GIVEN RECORDS –
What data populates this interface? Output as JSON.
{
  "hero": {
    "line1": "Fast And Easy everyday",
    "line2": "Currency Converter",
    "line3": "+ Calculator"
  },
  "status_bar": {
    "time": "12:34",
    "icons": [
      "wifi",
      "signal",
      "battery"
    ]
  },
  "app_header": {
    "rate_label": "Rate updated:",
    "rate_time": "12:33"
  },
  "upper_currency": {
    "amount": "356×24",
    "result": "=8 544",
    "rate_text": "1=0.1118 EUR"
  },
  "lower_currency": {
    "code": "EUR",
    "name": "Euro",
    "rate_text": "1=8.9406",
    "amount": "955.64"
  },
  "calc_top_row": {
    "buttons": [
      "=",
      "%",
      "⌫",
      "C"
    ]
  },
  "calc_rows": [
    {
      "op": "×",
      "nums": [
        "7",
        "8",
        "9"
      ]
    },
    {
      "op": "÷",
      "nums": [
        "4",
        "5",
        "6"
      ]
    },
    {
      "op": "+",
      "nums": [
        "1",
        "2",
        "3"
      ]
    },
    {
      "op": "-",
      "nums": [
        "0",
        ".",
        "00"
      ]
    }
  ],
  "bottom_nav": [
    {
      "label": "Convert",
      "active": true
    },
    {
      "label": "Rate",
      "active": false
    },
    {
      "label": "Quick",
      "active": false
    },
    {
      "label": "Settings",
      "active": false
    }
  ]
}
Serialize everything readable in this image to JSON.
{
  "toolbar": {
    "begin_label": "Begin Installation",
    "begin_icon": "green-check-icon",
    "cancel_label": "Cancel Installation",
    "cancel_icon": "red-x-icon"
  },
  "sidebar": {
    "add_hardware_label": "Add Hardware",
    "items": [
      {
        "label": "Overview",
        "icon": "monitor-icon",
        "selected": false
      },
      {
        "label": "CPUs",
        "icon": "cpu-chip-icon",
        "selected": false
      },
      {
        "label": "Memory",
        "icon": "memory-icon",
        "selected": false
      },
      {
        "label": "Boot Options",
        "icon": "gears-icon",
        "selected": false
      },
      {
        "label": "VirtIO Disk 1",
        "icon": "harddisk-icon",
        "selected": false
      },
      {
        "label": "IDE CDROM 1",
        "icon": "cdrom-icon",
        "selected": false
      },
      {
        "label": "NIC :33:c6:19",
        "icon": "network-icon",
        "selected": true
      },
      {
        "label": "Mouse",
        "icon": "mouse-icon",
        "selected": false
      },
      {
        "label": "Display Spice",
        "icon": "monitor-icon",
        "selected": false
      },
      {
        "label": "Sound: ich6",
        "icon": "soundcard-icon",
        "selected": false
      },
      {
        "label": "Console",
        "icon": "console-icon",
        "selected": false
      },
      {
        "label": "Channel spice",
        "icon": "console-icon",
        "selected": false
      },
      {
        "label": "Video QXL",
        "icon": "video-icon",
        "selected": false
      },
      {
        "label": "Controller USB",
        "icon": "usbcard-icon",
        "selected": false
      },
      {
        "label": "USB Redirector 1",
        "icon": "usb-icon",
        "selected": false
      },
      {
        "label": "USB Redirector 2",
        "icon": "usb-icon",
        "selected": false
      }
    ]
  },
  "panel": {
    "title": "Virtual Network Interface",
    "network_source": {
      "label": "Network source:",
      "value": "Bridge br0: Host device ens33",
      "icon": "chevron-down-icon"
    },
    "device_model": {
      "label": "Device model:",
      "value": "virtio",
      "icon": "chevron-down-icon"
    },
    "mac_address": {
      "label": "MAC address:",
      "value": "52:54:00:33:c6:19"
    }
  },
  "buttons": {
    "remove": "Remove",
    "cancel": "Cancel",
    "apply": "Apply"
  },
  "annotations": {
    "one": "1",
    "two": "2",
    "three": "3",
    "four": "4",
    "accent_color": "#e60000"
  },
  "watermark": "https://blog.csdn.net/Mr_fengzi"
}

YOUR OBJECTIVE – Word for word, restate all of the data shown above.

SOLUTION TO THIS TASK –
What data populates this interface? Output as JSON.
{
  "hero": {
    "line1": "Fast And Easy everyday",
    "line2": "Currency Converter",
    "line3": "+ Calculator"
  },
  "status_bar": {
    "time": "12:34",
    "icons": [
      "wifi",
      "signal",
      "battery"
    ]
  },
  "app_header": {
    "rate_label": "Rate updated:",
    "rate_time": "12:33"
  },
  "upper_currency": {
    "amount": "356×24",
    "result": "=8 544",
    "rate_text": "1=0.1118 EUR"
  },
  "lower_currency": {
    "code": "EUR",
    "name": "Euro",
    "rate_text": "1=8.9406",
    "amount": "955.64"
  },
  "calc_top_row": {
    "buttons": [
      "=",
      "%",
      "⌫",
      "C"
    ]
  },
  "calc_rows": [
    {
      "op": "×",
      "nums": [
        "7",
        "8",
        "9"
      ]
    },
    {
      "op": "÷",
      "nums": [
        "4",
        "5",
        "6"
      ]
    },
    {
      "op": "+",
      "nums": [
        "1",
        "2",
        "3"
      ]
    },
    {
      "op": "-",
      "nums": [
        "0",
        ".",
        "00"
      ]
    }
  ],
  "bottom_nav": [
    {
      "label": "Convert",
      "active": true
    },
    {
      "label": "Rate",
      "active": false
    },
    {
      "label": "Quick",
      "active": false
    },
    {
      "label": "Settings",
      "active": false
    }
  ]
}
Serialize everything readable in this image to JSON.
{
  "toolbar": {
    "begin_label": "Begin Installation",
    "begin_icon": "green-check-icon",
    "cancel_label": "Cancel Installation",
    "cancel_icon": "red-x-icon"
  },
  "sidebar": {
    "add_hardware_label": "Add Hardware",
    "items": [
      {
        "label": "Overview",
        "icon": "monitor-icon",
        "selected": false
      },
      {
        "label": "CPUs",
        "icon": "cpu-chip-icon",
        "selected": false
      },
      {
        "label": "Memory",
        "icon": "memory-icon",
        "selected": false
      },
      {
        "label": "Boot Options",
        "icon": "gears-icon",
        "selected": false
      },
      {
        "label": "VirtIO Disk 1",
        "icon": "harddisk-icon",
        "selected": false
      },
      {
        "label": "IDE CDROM 1",
        "icon": "cdrom-icon",
        "selected": false
      },
      {
        "label": "NIC :33:c6:19",
        "icon": "network-icon",
        "selected": true
      },
      {
        "label": "Mouse",
        "icon": "mouse-icon",
        "selected": false
      },
      {
        "label": "Display Spice",
        "icon": "monitor-icon",
        "selected": false
      },
      {
        "label": "Sound: ich6",
        "icon": "soundcard-icon",
        "selected": false
      },
      {
        "label": "Console",
        "icon": "console-icon",
        "selected": false
      },
      {
        "label": "Channel spice",
        "icon": "console-icon",
        "selected": false
      },
      {
        "label": "Video QXL",
        "icon": "video-icon",
        "selected": false
      },
      {
        "label": "Controller USB",
        "icon": "usbcard-icon",
        "selected": false
      },
      {
        "label": "USB Redirector 1",
        "icon": "usb-icon",
        "selected": false
      },
      {
        "label": "USB Redirector 2",
        "icon": "usb-icon",
        "selected": false
      }
    ]
  },
  "panel": {
    "title": "Virtual Network Interface",
    "network_source": {
      "label": "Network source:",
      "value": "Bridge br0: Host device ens33",
      "icon": "chevron-down-icon"
    },
    "device_model": {
      "label": "Device model:",
      "value": "virtio",
      "icon": "chevron-down-icon"
    },
    "mac_address": {
      "label": "MAC address:",
      "value": "52:54:00:33:c6:19"
    }
  },
  "buttons": {
    "remove": "Remove",
    "cancel": "Cancel",
    "apply": "Apply"
  },
  "annotations": {
    "one": "1",
    "two": "2",
    "three": "3",
    "four": "4",
    "accent_color": "#e60000"
  },
  "watermark": "https://blog.csdn.net/Mr_fengzi"
}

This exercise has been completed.